**EXERCISE DIRECTIONS**:
Reproduce every entry exactly and leave its pictures out.

**Items from a data source**:
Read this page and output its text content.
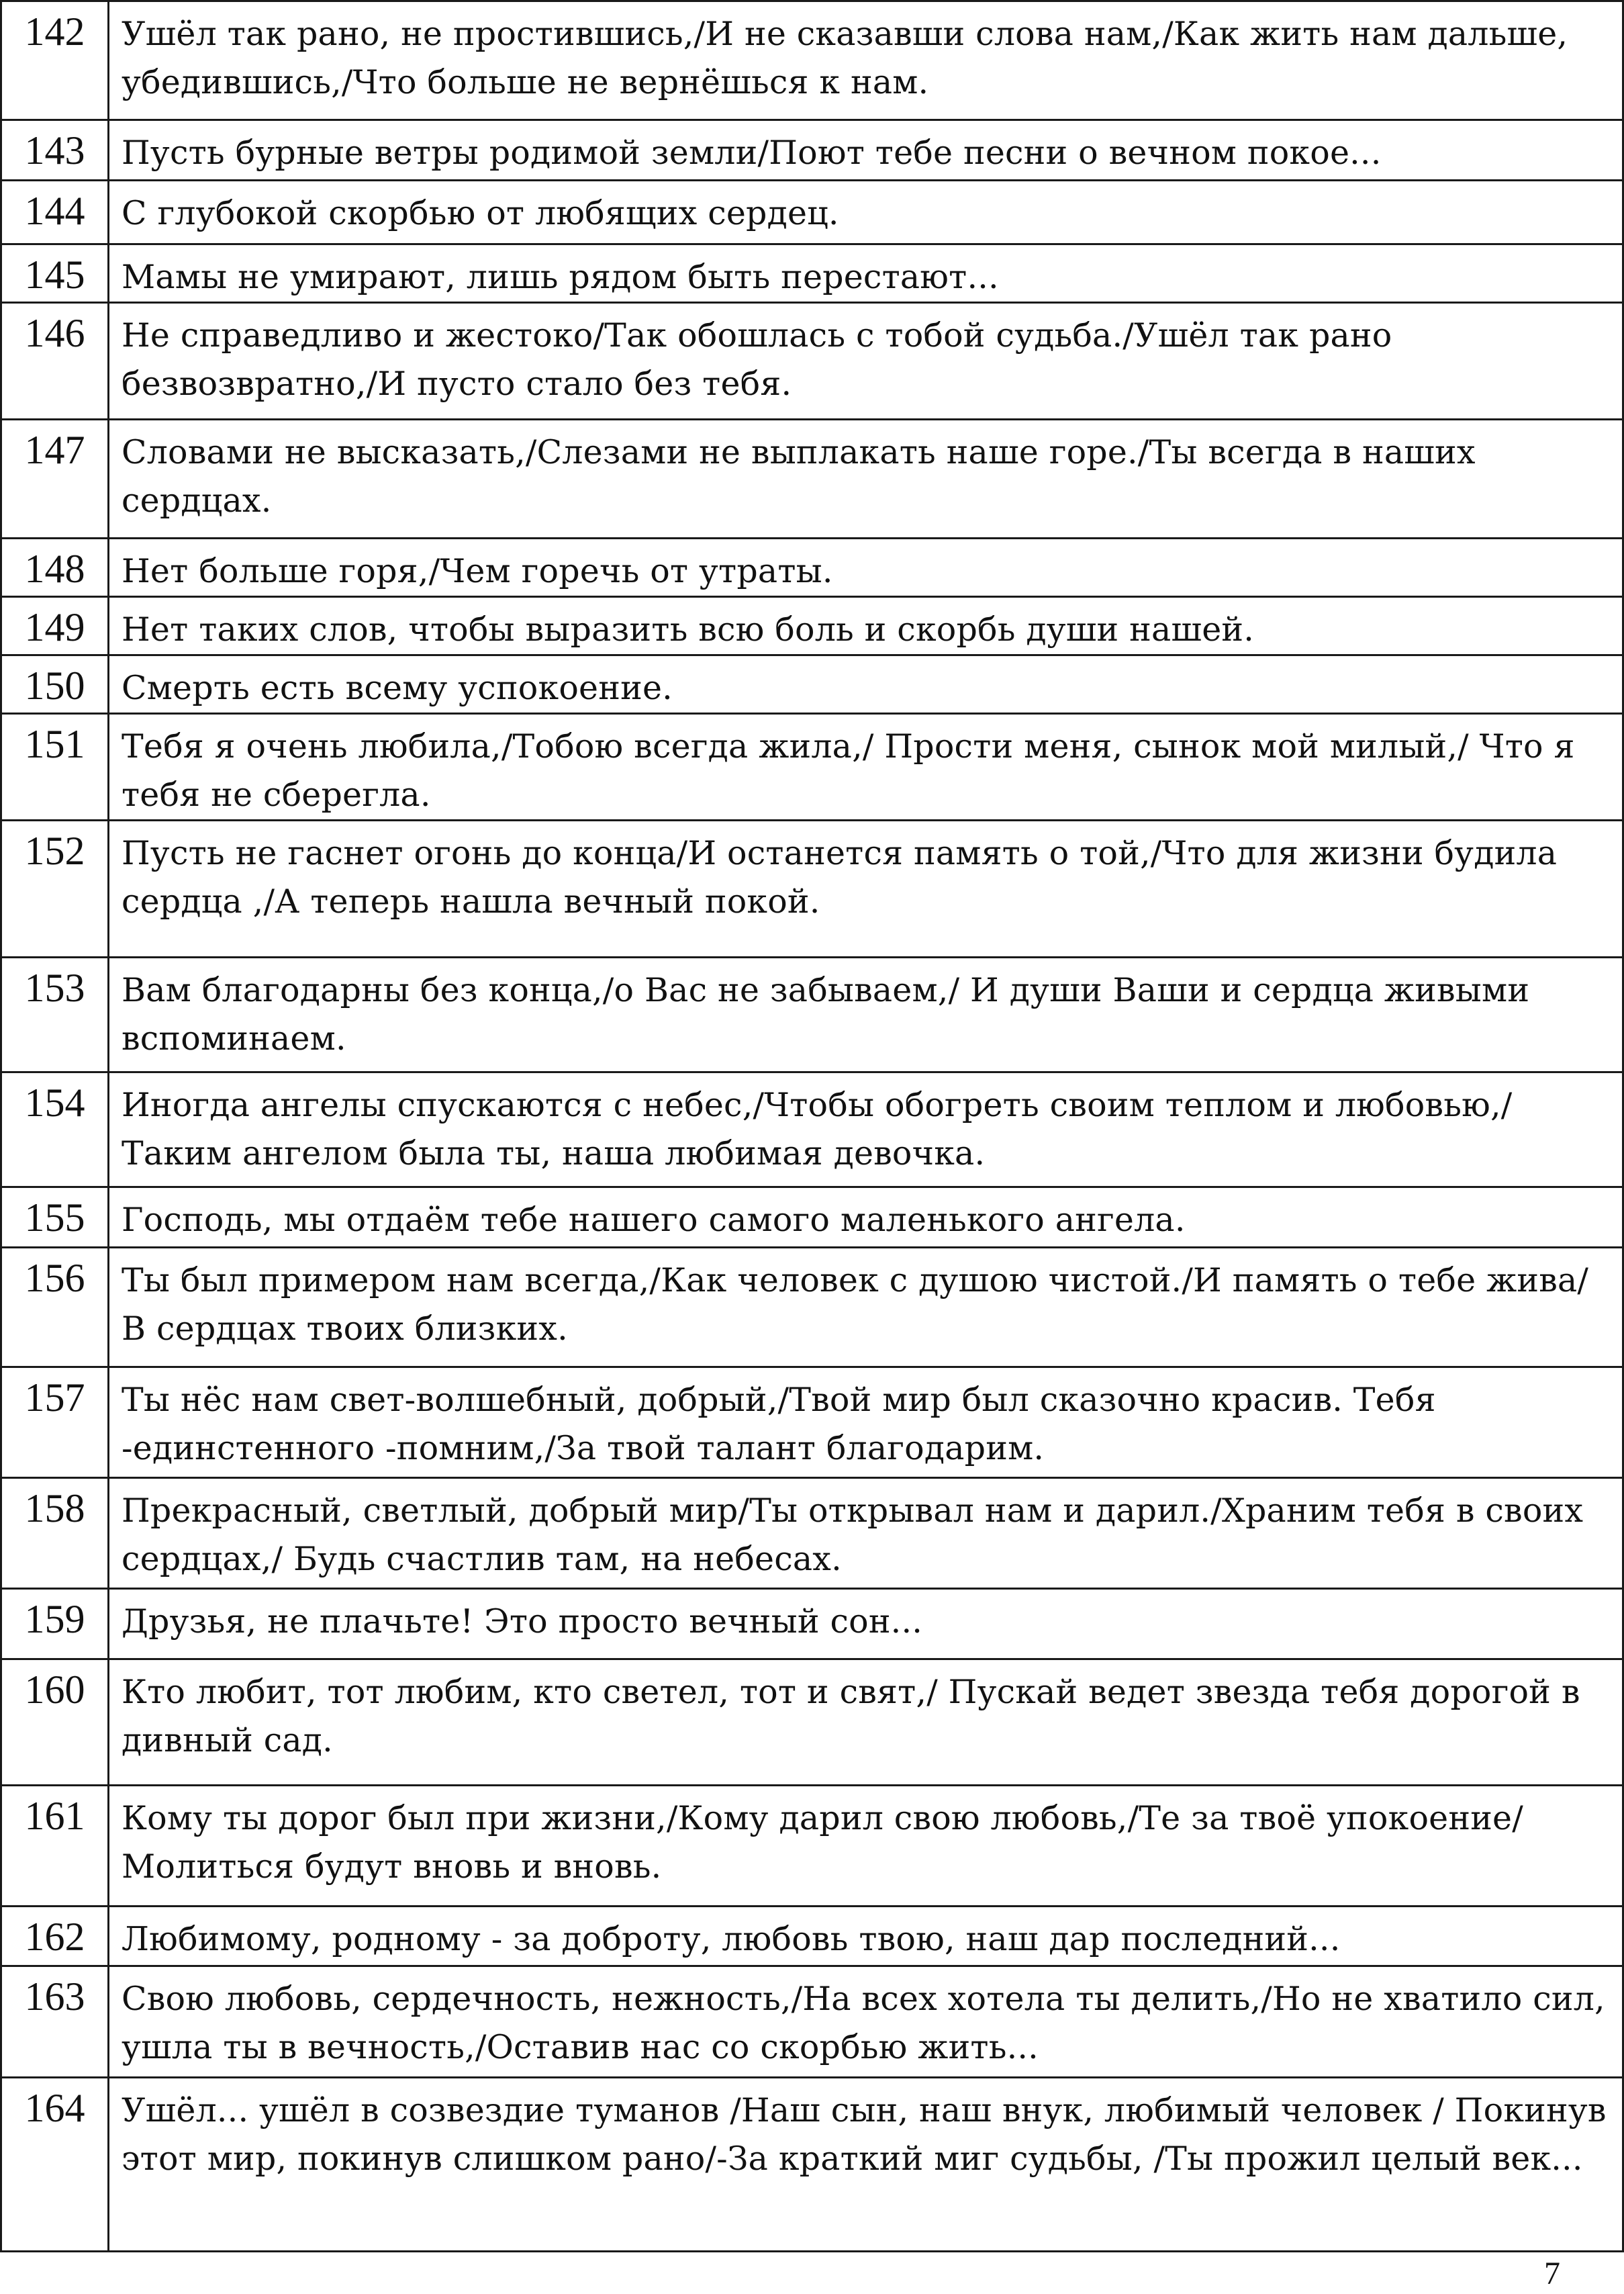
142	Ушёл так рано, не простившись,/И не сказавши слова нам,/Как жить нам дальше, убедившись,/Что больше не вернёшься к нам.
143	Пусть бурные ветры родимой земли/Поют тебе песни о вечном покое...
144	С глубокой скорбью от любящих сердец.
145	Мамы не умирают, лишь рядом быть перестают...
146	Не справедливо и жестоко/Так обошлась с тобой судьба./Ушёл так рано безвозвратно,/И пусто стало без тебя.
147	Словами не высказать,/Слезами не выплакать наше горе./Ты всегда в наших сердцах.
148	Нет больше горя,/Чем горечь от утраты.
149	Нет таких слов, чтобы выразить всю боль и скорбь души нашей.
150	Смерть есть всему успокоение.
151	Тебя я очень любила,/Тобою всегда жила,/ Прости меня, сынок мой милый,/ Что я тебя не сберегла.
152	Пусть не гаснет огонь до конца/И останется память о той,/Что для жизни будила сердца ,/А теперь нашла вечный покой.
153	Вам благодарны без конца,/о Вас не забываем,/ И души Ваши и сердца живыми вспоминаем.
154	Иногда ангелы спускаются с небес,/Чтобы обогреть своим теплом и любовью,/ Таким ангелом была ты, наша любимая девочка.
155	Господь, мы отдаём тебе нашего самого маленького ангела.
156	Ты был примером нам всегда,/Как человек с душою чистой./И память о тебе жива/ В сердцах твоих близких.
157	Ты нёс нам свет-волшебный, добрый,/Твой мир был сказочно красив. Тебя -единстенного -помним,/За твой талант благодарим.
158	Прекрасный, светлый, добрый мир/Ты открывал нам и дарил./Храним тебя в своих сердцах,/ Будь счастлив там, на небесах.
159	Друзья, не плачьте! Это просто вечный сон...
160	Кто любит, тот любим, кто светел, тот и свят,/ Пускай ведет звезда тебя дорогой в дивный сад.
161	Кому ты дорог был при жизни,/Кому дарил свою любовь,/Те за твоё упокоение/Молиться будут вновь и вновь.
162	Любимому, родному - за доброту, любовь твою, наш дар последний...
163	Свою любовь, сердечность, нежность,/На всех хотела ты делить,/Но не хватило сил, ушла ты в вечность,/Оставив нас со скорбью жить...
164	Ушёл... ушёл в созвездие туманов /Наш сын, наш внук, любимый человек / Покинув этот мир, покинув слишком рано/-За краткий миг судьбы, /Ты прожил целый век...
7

**COMPLETE OUTPUT**:
Read this page and output its text content.
142	Ушёл так рано, не простившись,/И не сказавши слова нам,/Как жить нам дальше, убедившись,/Что больше не вернёшься к нам.
143	Пусть бурные ветры родимой земли/Поют тебе песни о вечном покое...
144	С глубокой скорбью от любящих сердец.
145	Мамы не умирают, лишь рядом быть перестают...
146	Не справедливо и жестоко/Так обошлась с тобой судьба./Ушёл так рано безвозвратно,/И пусто стало без тебя.
147	Словами не высказать,/Слезами не выплакать наше горе./Ты всегда в наших сердцах.
148	Нет больше горя,/Чем горечь от утраты.
149	Нет таких слов, чтобы выразить всю боль и скорбь души нашей.
150	Смерть есть всему успокоение.
151	Тебя я очень любила,/Тобою всегда жила,/ Прости меня, сынок мой милый,/ Что я тебя не сберегла.
152	Пусть не гаснет огонь до конца/И останется память о той,/Что для жизни будила сердца ,/А теперь нашла вечный покой.
153	Вам благодарны без конца,/о Вас не забываем,/ И души Ваши и сердца живыми вспоминаем.
154	Иногда ангелы спускаются с небес,/Чтобы обогреть своим теплом и любовью,/ Таким ангелом была ты, наша любимая девочка.
155	Господь, мы отдаём тебе нашего самого маленького ангела.
156	Ты был примером нам всегда,/Как человек с душою чистой./И память о тебе жива/ В сердцах твоих близких.
157	Ты нёс нам свет-волшебный, добрый,/Твой мир был сказочно красив. Тебя -единстенного -помним,/За твой талант благодарим.
158	Прекрасный, светлый, добрый мир/Ты открывал нам и дарил./Храним тебя в своих сердцах,/ Будь счастлив там, на небесах.
159	Друзья, не плачьте! Это просто вечный сон...
160	Кто любит, тот любим, кто светел, тот и свят,/ Пускай ведет звезда тебя дорогой в дивный сад.
161	Кому ты дорог был при жизни,/Кому дарил свою любовь,/Те за твоё упокоение/Молиться будут вновь и вновь.
162	Любимому, родному - за доброту, любовь твою, наш дар последний...
163	Свою любовь, сердечность, нежность,/На всех хотела ты делить,/Но не хватило сил, ушла ты в вечность,/Оставив нас со скорбью жить...
164	Ушёл... ушёл в созвездие туманов /Наш сын, наш внук, любимый человек / Покинув этот мир, покинув слишком рано/-За краткий миг судьбы, /Ты прожил целый век...
7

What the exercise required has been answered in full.